■ **EXERCISE DESCRIPTION**
Return every entry exactly.

#### DATA EXCERPTS ####

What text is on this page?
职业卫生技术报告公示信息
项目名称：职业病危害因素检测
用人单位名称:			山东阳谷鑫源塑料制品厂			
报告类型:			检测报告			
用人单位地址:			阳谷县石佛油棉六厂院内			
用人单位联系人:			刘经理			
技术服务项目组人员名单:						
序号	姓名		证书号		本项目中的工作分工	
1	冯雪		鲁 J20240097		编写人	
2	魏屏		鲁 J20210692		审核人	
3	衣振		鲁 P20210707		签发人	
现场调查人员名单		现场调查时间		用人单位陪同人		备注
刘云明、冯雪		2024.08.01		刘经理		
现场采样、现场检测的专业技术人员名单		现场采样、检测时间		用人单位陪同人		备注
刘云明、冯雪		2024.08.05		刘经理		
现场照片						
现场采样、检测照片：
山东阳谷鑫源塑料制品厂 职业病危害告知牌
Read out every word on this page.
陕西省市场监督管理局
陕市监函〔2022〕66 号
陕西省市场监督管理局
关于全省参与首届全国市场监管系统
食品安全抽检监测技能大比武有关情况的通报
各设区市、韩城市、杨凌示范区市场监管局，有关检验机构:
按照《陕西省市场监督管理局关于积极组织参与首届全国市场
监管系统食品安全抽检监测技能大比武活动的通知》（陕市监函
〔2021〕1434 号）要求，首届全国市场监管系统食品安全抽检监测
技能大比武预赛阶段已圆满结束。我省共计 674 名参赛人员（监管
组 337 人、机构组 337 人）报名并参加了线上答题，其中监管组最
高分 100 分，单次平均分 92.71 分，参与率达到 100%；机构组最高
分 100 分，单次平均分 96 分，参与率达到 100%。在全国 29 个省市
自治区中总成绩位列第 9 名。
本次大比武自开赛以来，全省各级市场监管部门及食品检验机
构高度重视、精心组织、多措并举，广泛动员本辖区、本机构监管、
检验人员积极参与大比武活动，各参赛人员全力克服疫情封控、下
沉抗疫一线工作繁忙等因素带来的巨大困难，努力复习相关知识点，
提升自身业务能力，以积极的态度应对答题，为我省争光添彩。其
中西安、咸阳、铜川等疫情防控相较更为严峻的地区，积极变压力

####

■ **COMPLETED EXERCISE**
What text is on this page?
职业卫生技术报告公示信息
项目名称：职业病危害因素检测
用人单位名称:			山东阳谷鑫源塑料制品厂			
报告类型:			检测报告			
用人单位地址:			阳谷县石佛油棉六厂院内			
用人单位联系人:			刘经理			
技术服务项目组人员名单:						
序号	姓名		证书号		本项目中的工作分工	
1	冯雪		鲁 J20240097		编写人	
2	魏屏		鲁 J20210692		审核人	
3	衣振		鲁 P20210707		签发人	
现场调查人员名单		现场调查时间		用人单位陪同人		备注
刘云明、冯雪		2024.08.01		刘经理		
现场采样、现场检测的专业技术人员名单		现场采样、检测时间		用人单位陪同人		备注
刘云明、冯雪		2024.08.05		刘经理		
现场照片						
现场采样、检测照片：
山东阳谷鑫源塑料制品厂 职业病危害告知牌
Read out every word on this page.
陕西省市场监督管理局
陕市监函〔2022〕66 号
陕西省市场监督管理局
关于全省参与首届全国市场监管系统
食品安全抽检监测技能大比武有关情况的通报
各设区市、韩城市、杨凌示范区市场监管局，有关检验机构:
按照《陕西省市场监督管理局关于积极组织参与首届全国市场
监管系统食品安全抽检监测技能大比武活动的通知》（陕市监函
〔2021〕1434 号）要求，首届全国市场监管系统食品安全抽检监测
技能大比武预赛阶段已圆满结束。我省共计 674 名参赛人员（监管
组 337 人、机构组 337 人）报名并参加了线上答题，其中监管组最
高分 100 分，单次平均分 92.71 分，参与率达到 100%；机构组最高
分 100 分，单次平均分 96 分，参与率达到 100%。在全国 29 个省市
自治区中总成绩位列第 9 名。
本次大比武自开赛以来，全省各级市场监管部门及食品检验机
构高度重视、精心组织、多措并举，广泛动员本辖区、本机构监管、
检验人员积极参与大比武活动，各参赛人员全力克服疫情封控、下
沉抗疫一线工作繁忙等因素带来的巨大困难，努力复习相关知识点，
提升自身业务能力，以积极的态度应对答题，为我省争光添彩。其
中西安、咸阳、铜川等疫情防控相较更为严峻的地区，积极变压力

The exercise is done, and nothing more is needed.